• _Exercise goal_: Scan the data for "Probability" and copy the lines it appears in.

━━━ Given data

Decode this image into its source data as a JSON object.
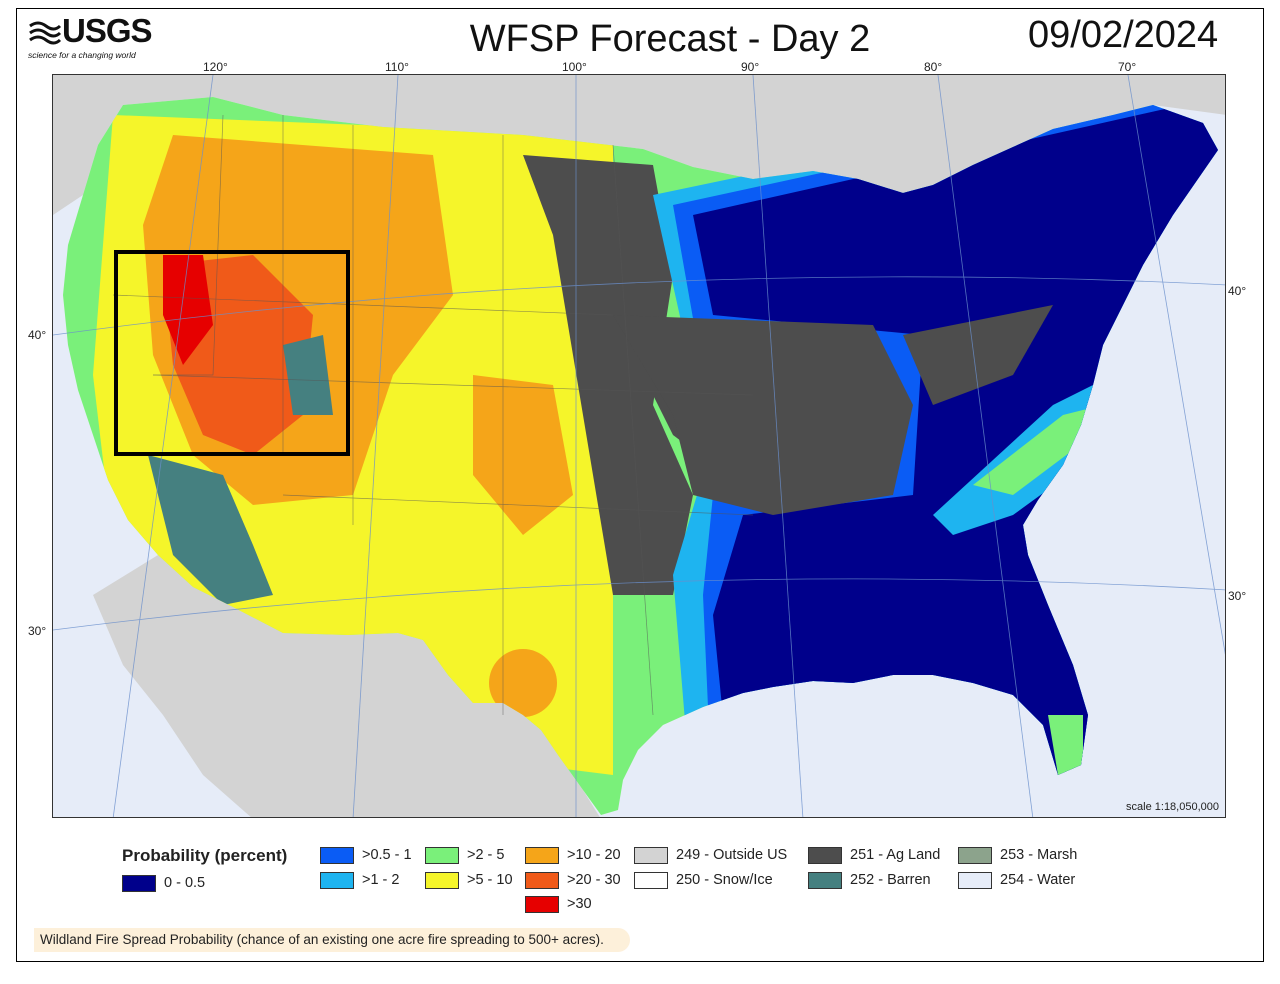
{
  "header": {
    "logo_text": "USGS",
    "logo_tagline": "science for a changing world",
    "title": "WFSP Forecast - Day 2",
    "date": "09/02/2024"
  },
  "map": {
    "longitude_labels": [
      "120°",
      "110°",
      "100°",
      "90°",
      "80°",
      "70°"
    ],
    "latitude_labels_left": [
      "40°",
      "30°"
    ],
    "latitude_labels_right": [
      "40°",
      "30°"
    ],
    "scale": "scale 1:18,050,000",
    "highlight_box": "outlined region over the Great Basin (Nevada / Utah / Idaho)"
  },
  "legend": {
    "title": "Probability (percent)",
    "items": [
      {
        "label": "0 - 0.5",
        "color": "#00008b"
      },
      {
        "label": ">0.5 - 1",
        "color": "#0a5cf5"
      },
      {
        "label": ">1 - 2",
        "color": "#1eb4f0"
      },
      {
        "label": ">2 - 5",
        "color": "#7af07a"
      },
      {
        "label": ">5 - 10",
        "color": "#f5f52a"
      },
      {
        "label": ">10 - 20",
        "color": "#f5a519"
      },
      {
        "label": ">20 - 30",
        "color": "#f05a19"
      },
      {
        "label": ">30",
        "color": "#e60000"
      },
      {
        "label": "249 - Outside US",
        "color": "#d3d3d3"
      },
      {
        "label": "250 - Snow/Ice",
        "color": "#ffffff"
      },
      {
        "label": "251 - Ag Land",
        "color": "#4d4d4d"
      },
      {
        "label": "252 - Barren",
        "color": "#458080"
      },
      {
        "label": "253 - Marsh",
        "color": "#8ca38c"
      },
      {
        "label": "254 - Water",
        "color": "#e6ecf8"
      }
    ]
  },
  "caption": "Wildland Fire Spread Probability (chance of an existing one acre fire spreading to 500+ acres)."
}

━━━━━━

• _Final answer_:
    "title": "Probability (percent)",
  "caption": "Wildland Fire Spread Probability (chance of an existing one acre fire spreading to 500+ acres)."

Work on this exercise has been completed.